■ **Exercise description**:
Locate every line in the records below that contains the word "text", and copy each one.

■ **Record extracts**:
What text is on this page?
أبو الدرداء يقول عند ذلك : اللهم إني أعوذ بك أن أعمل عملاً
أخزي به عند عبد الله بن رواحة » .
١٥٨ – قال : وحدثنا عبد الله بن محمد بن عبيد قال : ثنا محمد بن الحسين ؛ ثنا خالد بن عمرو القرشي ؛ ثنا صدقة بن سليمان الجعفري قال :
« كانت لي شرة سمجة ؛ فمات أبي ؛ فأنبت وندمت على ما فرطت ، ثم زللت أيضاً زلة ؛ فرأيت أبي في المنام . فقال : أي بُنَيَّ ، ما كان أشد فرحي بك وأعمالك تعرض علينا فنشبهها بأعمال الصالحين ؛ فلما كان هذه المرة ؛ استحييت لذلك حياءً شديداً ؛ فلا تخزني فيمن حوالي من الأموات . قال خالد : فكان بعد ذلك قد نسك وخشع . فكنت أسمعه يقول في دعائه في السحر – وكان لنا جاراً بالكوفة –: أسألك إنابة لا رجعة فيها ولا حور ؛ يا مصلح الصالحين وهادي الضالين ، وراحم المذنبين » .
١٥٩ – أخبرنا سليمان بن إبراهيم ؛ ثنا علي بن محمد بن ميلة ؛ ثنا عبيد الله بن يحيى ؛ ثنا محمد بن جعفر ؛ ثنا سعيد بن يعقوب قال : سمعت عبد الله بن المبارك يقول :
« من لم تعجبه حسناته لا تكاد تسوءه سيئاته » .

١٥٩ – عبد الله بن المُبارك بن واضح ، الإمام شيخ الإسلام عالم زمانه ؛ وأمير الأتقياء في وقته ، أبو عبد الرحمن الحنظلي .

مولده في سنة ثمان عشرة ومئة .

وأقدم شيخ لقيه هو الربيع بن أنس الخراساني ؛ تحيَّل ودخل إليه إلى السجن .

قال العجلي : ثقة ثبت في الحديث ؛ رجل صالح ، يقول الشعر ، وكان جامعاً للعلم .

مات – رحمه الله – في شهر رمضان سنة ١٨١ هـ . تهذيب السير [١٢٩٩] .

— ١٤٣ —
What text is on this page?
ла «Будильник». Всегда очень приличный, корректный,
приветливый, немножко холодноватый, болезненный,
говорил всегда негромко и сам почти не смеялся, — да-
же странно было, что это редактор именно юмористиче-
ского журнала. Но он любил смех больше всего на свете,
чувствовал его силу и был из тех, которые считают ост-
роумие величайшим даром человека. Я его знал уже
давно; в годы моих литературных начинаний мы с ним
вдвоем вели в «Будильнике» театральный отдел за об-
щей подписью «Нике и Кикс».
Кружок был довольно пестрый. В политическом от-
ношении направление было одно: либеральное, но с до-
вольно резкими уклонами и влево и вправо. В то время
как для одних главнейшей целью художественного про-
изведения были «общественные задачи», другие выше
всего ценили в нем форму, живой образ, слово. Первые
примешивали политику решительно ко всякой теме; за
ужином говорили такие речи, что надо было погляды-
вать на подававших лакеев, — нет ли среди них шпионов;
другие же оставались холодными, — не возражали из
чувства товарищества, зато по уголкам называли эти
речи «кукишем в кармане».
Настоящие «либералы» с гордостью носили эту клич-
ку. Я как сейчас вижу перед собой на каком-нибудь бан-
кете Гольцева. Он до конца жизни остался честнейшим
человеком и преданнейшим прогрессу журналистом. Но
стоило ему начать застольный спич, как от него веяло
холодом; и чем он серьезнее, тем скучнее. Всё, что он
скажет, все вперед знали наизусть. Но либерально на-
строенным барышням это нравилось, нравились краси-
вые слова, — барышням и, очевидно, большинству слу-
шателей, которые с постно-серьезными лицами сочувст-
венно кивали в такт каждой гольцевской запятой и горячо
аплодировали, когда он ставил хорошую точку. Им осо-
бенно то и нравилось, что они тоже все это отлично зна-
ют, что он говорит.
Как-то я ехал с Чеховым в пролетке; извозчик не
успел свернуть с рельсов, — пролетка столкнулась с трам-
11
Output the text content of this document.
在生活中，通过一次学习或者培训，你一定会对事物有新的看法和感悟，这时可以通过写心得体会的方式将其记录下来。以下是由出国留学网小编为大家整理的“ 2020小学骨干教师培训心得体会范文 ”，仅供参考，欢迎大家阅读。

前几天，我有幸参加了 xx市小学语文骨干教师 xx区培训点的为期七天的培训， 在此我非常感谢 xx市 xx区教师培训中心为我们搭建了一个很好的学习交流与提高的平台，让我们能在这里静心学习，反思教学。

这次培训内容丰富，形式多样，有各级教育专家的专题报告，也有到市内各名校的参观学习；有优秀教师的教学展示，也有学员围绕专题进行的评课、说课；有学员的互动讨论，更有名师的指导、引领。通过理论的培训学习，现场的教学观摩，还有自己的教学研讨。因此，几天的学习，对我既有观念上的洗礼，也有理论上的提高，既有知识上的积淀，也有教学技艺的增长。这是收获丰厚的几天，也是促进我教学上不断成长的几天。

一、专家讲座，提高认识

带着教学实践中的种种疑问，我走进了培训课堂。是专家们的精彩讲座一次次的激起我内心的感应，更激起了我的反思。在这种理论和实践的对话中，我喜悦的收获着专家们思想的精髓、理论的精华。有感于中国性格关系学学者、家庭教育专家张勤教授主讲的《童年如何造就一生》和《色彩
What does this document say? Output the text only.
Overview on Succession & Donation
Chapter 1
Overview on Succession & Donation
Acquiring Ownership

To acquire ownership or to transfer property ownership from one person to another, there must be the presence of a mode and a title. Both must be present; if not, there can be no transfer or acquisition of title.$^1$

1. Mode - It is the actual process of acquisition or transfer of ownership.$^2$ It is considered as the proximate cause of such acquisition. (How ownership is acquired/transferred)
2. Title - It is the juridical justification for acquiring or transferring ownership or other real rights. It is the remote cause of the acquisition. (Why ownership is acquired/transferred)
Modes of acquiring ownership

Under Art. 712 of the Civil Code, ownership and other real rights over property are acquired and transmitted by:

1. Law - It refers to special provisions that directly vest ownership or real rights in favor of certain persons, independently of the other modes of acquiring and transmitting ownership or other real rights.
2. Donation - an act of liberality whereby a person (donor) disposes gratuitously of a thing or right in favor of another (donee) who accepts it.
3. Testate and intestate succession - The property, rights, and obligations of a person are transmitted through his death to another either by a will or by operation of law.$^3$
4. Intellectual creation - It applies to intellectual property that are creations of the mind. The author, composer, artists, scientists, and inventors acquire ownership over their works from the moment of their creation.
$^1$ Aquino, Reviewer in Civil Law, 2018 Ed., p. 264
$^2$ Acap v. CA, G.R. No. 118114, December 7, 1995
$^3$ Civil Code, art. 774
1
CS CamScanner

■ **Full response**:
What text is on this page?
What text is on this page?
Output the text content of this document.
What does this document say? Output the text only.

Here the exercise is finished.